### Problem requirements
Extract every line below that contains the word "screenshot".

[Records excerpted from a collection]
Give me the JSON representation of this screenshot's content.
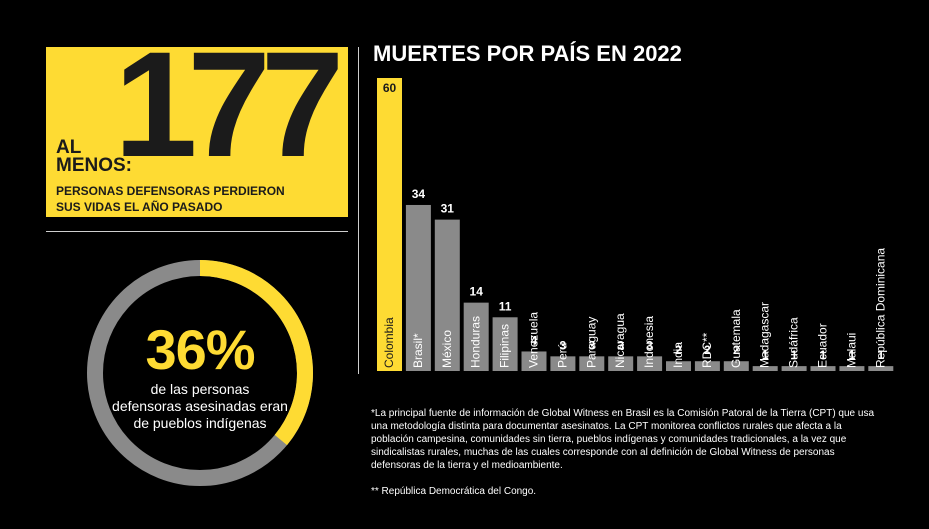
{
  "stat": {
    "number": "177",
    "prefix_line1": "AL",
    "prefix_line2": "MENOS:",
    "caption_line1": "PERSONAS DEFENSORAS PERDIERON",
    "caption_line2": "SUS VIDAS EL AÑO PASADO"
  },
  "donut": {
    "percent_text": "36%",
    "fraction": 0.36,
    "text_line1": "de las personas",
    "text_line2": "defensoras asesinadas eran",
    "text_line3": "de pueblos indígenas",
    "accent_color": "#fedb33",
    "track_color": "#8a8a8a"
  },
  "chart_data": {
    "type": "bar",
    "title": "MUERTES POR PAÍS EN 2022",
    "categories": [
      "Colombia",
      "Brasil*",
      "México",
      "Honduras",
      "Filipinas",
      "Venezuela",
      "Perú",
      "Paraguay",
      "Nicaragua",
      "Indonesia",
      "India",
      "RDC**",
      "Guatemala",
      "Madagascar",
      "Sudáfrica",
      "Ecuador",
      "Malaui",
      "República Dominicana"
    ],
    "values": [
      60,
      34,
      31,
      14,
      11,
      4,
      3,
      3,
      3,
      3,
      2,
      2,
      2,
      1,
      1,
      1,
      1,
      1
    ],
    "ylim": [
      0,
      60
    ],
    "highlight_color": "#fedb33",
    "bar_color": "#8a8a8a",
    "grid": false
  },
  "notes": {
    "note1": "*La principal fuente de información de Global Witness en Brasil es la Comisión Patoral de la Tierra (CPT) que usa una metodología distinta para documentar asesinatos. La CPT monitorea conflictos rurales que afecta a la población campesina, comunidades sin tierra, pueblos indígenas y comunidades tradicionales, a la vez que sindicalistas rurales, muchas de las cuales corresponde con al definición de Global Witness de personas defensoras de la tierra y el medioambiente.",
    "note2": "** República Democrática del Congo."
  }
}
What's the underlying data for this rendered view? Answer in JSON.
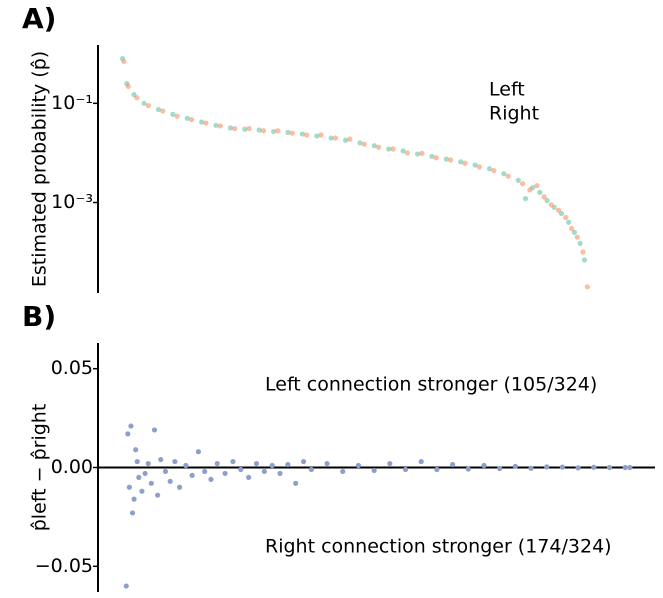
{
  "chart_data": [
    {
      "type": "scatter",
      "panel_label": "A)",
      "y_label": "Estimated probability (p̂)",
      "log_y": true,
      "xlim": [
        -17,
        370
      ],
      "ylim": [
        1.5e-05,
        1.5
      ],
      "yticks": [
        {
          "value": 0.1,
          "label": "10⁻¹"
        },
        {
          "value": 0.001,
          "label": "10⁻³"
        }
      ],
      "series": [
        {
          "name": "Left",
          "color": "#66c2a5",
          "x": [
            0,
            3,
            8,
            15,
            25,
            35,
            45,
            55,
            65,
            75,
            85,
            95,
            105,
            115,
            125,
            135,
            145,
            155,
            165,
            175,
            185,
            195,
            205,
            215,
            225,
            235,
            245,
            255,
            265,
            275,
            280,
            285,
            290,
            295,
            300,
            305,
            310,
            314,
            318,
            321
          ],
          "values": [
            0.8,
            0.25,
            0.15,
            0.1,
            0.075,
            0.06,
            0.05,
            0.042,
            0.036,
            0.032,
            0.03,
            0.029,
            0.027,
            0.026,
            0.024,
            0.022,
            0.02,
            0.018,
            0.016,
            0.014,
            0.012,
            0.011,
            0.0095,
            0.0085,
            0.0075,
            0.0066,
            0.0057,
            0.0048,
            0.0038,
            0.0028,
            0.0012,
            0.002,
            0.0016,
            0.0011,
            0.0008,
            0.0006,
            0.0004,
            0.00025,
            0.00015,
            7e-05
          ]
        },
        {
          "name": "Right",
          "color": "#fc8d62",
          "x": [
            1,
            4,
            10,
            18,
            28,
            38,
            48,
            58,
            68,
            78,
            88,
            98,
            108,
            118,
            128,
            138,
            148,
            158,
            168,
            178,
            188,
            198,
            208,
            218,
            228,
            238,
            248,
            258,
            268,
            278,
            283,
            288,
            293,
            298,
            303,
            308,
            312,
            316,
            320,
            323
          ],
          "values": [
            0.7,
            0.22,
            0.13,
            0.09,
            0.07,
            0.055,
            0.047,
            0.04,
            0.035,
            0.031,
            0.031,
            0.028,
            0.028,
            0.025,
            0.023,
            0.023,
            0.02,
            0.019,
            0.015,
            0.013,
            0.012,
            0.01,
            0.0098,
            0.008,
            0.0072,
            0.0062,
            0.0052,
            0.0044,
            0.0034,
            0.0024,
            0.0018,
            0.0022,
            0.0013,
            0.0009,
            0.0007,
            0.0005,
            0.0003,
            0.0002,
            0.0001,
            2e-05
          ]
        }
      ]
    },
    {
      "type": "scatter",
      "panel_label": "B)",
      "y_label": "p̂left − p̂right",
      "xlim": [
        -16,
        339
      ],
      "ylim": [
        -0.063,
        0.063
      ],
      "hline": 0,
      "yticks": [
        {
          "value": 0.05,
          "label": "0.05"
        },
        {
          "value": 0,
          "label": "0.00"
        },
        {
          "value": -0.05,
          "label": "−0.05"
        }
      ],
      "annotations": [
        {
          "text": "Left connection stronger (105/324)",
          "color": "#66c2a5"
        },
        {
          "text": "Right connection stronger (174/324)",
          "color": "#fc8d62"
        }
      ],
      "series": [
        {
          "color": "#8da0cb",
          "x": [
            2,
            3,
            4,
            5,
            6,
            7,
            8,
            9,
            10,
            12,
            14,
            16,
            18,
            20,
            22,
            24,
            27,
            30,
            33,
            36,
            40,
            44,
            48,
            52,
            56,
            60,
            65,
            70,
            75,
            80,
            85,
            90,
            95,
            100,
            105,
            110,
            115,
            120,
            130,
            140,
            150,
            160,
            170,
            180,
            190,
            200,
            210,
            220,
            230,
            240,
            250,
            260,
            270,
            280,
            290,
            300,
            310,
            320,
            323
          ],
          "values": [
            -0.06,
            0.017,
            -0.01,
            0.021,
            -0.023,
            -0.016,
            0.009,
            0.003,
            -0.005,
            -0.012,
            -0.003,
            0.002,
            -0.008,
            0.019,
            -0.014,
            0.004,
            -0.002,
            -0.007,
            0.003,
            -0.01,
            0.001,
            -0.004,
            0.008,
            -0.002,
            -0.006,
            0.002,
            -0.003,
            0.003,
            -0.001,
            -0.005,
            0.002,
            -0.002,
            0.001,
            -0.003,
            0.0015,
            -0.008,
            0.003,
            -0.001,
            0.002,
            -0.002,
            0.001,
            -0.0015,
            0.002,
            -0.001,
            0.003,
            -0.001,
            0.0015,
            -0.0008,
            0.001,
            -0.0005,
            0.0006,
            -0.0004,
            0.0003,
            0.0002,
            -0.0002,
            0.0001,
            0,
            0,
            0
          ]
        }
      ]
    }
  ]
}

* * *

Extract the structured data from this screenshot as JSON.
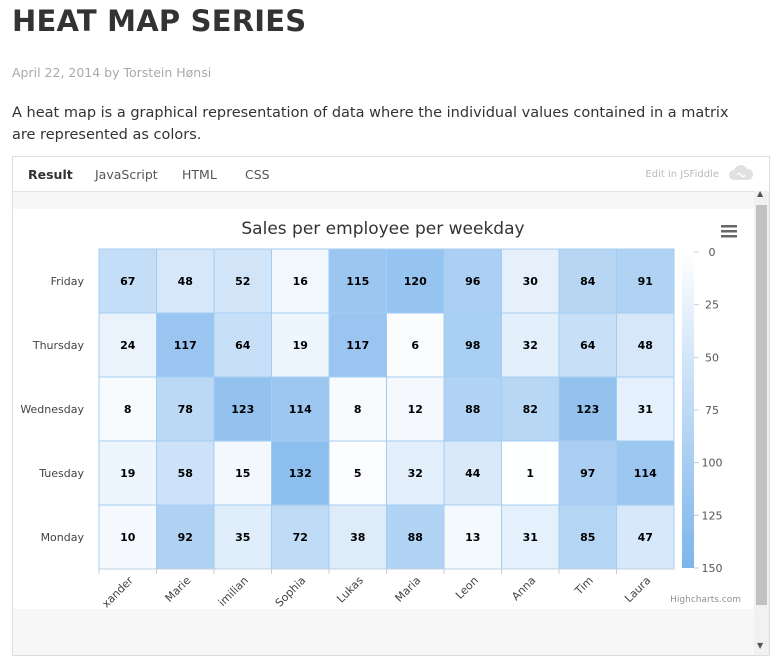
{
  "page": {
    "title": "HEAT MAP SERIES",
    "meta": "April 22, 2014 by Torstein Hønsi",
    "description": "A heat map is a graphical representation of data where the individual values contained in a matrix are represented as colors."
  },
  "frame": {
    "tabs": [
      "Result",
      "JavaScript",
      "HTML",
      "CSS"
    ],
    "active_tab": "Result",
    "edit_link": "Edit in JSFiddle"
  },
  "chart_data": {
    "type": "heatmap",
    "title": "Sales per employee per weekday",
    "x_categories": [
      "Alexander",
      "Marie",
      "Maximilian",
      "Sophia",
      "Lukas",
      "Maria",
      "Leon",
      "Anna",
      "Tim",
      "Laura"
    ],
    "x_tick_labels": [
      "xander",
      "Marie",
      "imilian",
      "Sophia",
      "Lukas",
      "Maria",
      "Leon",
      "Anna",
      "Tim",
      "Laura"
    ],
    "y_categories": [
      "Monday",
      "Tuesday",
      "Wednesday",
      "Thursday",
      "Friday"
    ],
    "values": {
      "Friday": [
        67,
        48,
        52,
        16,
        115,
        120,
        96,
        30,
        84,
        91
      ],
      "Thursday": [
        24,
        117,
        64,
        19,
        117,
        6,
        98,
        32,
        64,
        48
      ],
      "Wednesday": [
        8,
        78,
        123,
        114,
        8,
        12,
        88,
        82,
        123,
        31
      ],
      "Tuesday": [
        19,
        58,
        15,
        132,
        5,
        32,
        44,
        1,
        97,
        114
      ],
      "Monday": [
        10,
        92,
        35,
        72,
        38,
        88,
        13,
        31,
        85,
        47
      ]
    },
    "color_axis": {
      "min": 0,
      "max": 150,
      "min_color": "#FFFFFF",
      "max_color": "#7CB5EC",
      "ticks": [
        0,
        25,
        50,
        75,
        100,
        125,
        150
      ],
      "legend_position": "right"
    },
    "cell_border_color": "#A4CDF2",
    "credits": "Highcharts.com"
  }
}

### Solved exercise
Give me the JSON representation of this screenshot's content.
Extract the structured data from this screenshot as JSON.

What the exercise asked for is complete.